>>
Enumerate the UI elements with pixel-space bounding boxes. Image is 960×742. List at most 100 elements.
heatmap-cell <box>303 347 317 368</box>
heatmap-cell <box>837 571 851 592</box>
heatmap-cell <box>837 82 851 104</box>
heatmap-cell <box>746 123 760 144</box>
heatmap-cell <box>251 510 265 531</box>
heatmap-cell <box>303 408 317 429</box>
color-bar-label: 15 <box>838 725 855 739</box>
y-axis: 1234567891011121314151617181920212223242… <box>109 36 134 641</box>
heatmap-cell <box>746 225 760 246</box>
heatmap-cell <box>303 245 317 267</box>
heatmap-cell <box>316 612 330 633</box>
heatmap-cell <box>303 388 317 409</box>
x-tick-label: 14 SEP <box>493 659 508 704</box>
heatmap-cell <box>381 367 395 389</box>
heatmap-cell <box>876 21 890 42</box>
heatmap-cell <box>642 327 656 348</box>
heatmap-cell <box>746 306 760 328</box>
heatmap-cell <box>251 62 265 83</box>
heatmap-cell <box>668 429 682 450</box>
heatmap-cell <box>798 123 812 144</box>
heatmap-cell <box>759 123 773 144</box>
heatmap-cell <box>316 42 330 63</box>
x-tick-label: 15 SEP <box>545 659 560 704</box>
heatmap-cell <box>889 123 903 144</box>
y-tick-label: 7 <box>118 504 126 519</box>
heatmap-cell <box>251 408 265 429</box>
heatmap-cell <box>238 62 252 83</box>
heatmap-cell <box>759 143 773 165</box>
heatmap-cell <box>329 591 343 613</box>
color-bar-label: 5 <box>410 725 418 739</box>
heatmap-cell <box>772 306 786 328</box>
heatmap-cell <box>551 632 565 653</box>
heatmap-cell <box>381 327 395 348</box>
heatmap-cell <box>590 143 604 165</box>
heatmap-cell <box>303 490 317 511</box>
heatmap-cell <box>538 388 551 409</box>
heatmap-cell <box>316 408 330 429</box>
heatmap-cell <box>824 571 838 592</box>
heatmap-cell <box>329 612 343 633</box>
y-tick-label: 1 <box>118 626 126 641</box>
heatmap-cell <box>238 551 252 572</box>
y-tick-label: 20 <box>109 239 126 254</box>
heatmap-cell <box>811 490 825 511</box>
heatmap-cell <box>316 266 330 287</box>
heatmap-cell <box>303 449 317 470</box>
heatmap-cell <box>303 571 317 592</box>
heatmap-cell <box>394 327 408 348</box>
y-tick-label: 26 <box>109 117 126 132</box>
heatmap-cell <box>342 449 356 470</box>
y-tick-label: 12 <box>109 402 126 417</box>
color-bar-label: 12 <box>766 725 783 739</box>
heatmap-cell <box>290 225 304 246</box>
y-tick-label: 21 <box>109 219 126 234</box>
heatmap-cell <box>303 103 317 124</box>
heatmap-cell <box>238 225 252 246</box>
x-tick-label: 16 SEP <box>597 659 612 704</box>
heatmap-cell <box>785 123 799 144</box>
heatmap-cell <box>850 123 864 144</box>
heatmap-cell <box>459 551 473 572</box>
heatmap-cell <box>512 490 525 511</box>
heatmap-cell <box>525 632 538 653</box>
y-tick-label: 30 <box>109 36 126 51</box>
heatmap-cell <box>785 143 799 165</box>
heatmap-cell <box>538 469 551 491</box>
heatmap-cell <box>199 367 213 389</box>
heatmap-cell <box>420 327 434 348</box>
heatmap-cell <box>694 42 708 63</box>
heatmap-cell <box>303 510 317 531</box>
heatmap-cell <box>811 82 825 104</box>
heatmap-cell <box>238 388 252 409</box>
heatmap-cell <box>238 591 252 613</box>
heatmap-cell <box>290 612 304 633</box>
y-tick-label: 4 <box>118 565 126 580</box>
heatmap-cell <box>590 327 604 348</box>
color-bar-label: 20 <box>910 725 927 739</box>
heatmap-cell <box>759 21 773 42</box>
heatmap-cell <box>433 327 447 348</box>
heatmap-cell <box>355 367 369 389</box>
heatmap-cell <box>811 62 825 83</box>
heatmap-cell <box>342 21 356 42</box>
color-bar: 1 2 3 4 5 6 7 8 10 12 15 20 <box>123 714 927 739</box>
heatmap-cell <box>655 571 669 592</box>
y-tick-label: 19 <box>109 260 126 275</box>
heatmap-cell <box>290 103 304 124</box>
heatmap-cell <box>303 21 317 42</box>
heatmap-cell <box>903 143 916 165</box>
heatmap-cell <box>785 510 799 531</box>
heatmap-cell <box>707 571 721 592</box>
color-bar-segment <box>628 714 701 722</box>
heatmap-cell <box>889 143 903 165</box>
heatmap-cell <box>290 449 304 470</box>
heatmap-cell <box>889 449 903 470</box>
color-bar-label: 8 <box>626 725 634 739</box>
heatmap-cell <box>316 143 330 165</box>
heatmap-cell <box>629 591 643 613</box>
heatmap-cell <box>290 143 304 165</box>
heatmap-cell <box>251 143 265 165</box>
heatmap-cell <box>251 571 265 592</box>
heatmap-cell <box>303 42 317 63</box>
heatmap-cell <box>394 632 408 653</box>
<<
__GIVEN REQUEST__
Rewrite all the rows above as a Markdown table with two columns, Row and Content, numbering each row in order and skipping any blank lines.

__FINAL RESULT__
| Row | Content |
|---|---|
| 1 | Enumerate the UI elements with pixel-space bounding boxes. Image is 960×742. List at most 100 elements. |
| 2 | heatmap-cell <box>303 347 317 368</box> |
| 3 | heatmap-cell <box>837 571 851 592</box> |
| 4 | heatmap-cell <box>837 82 851 104</box> |
| 5 | heatmap-cell <box>746 123 760 144</box> |
| 6 | heatmap-cell <box>251 510 265 531</box> |
| 7 | heatmap-cell <box>303 408 317 429</box> |
| 8 | color-bar-label: 15 <box>838 725 855 739</box> |
| 9 | y-axis: 1234567891011121314151617181920212223242… <box>109 36 134 641</box> |
| 10 | heatmap-cell <box>746 225 760 246</box> |
| 11 | heatmap-cell <box>303 245 317 267</box> |
| 12 | heatmap-cell <box>316 612 330 633</box> |
| 13 | heatmap-cell <box>303 388 317 409</box> |
| 14 | x-tick-label: 14 SEP <box>493 659 508 704</box> |
| 15 | heatmap-cell <box>381 367 395 389</box> |
| 16 | heatmap-cell <box>876 21 890 42</box> |
| 17 | heatmap-cell <box>642 327 656 348</box> |
| 18 | heatmap-cell <box>746 306 760 328</box> |
| 19 | heatmap-cell <box>251 62 265 83</box> |
| 20 | heatmap-cell <box>668 429 682 450</box> |
| 21 | heatmap-cell <box>798 123 812 144</box> |
| 22 | heatmap-cell <box>759 123 773 144</box> |
| 23 | heatmap-cell <box>316 42 330 63</box> |
| 24 | x-tick-label: 15 SEP <box>545 659 560 704</box> |
| 25 | heatmap-cell <box>889 123 903 144</box> |
| 26 | y-tick-label: 7 <box>118 504 126 519</box> |
| 27 | heatmap-cell <box>251 408 265 429</box> |
| 28 | heatmap-cell <box>238 62 252 83</box> |
| 29 | heatmap-cell <box>759 143 773 165</box> |
| 30 | heatmap-cell <box>329 591 343 613</box> |
| 31 | color-bar-label: 5 <box>410 725 418 739</box> |
| 32 | heatmap-cell <box>772 306 786 328</box> |
| 33 | heatmap-cell <box>551 632 565 653</box> |
| 34 | heatmap-cell <box>381 327 395 348</box> |
| 35 | heatmap-cell <box>590 143 604 165</box> |
| 36 | heatmap-cell <box>303 490 317 511</box> |
| 37 | heatmap-cell <box>538 388 551 409</box> |
| 38 | heatmap-cell <box>316 408 330 429</box> |
| 39 | heatmap-cell <box>824 571 838 592</box> |
| 40 | heatmap-cell <box>329 612 343 633</box> |
| 41 | y-tick-label: 1 <box>118 626 126 641</box> |
| 42 | heatmap-cell <box>238 551 252 572</box> |
| 43 | y-tick-label: 20 <box>109 239 126 254</box> |
| 44 | heatmap-cell <box>811 490 825 511</box> |
| 45 | heatmap-cell <box>316 266 330 287</box> |
| 46 | heatmap-cell <box>303 449 317 470</box> |
| 47 | heatmap-cell <box>303 571 317 592</box> |
| 48 | heatmap-cell <box>394 327 408 348</box> |
| 49 | y-tick-label: 26 <box>109 117 126 132</box> |
| 50 | heatmap-cell <box>342 449 356 470</box> |
| 51 | y-tick-label: 12 <box>109 402 126 417</box> |
| 52 | color-bar-label: 12 <box>766 725 783 739</box> |
| 53 | heatmap-cell <box>290 225 304 246</box> |
| 54 | y-tick-label: 21 <box>109 219 126 234</box> |
| 55 | heatmap-cell <box>303 103 317 124</box> |
| 56 | heatmap-cell <box>238 225 252 246</box> |
| 57 | x-tick-label: 16 SEP <box>597 659 612 704</box> |
| 58 | heatmap-cell <box>785 123 799 144</box> |
| 59 | heatmap-cell <box>850 123 864 144</box> |
| 60 | heatmap-cell <box>459 551 473 572</box> |
| 61 | heatmap-cell <box>512 490 525 511</box> |
| 62 | heatmap-cell <box>525 632 538 653</box> |
| 63 | y-tick-label: 30 <box>109 36 126 51</box> |
| 64 | heatmap-cell <box>785 143 799 165</box> |
| 65 | heatmap-cell <box>538 469 551 491</box> |
| 66 | heatmap-cell <box>199 367 213 389</box> |
| 67 | heatmap-cell <box>420 327 434 348</box> |
| 68 | heatmap-cell <box>694 42 708 63</box> |
| 69 | heatmap-cell <box>303 510 317 531</box> |
| 70 | heatmap-cell <box>811 82 825 104</box> |
| 71 | heatmap-cell <box>238 388 252 409</box> |
| 72 | heatmap-cell <box>238 591 252 613</box> |
| 73 | heatmap-cell <box>290 612 304 633</box> |
| 74 | y-tick-label: 4 <box>118 565 126 580</box> |
| 75 | heatmap-cell <box>590 327 604 348</box> |
| 76 | color-bar-label: 20 <box>910 725 927 739</box> |
| 77 | heatmap-cell <box>759 21 773 42</box> |
| 78 | heatmap-cell <box>433 327 447 348</box> |
| 79 | heatmap-cell <box>355 367 369 389</box> |
| 80 | heatmap-cell <box>811 62 825 83</box> |
| 81 | heatmap-cell <box>342 21 356 42</box> |
| 82 | color-bar: 1 2 3 4 5 6 7 8 10 12 15 20 <box>123 714 927 739</box> |
| 83 | heatmap-cell <box>655 571 669 592</box> |
| 84 | y-tick-label: 19 <box>109 260 126 275</box> |
| 85 | heatmap-cell <box>290 103 304 124</box> |
| 86 | heatmap-cell <box>303 21 317 42</box> |
| 87 | heatmap-cell <box>903 143 916 165</box> |
| 88 | heatmap-cell <box>785 510 799 531</box> |
| 89 | heatmap-cell <box>707 571 721 592</box> |
| 90 | color-bar-segment <box>628 714 701 722</box> |
| 91 | heatmap-cell <box>889 143 903 165</box> |
| 92 | heatmap-cell <box>290 449 304 470</box> |
| 93 | heatmap-cell <box>889 449 903 470</box> |
| 94 | color-bar-label: 8 <box>626 725 634 739</box> |
| 95 | heatmap-cell <box>316 143 330 165</box> |
| 96 | heatmap-cell <box>629 591 643 613</box> |
| 97 | heatmap-cell <box>290 143 304 165</box> |
| 98 | heatmap-cell <box>251 143 265 165</box> |
| 99 | heatmap-cell <box>251 571 265 592</box> |
| 100 | heatmap-cell <box>303 42 317 63</box> |
| 101 | heatmap-cell <box>394 632 408 653</box> |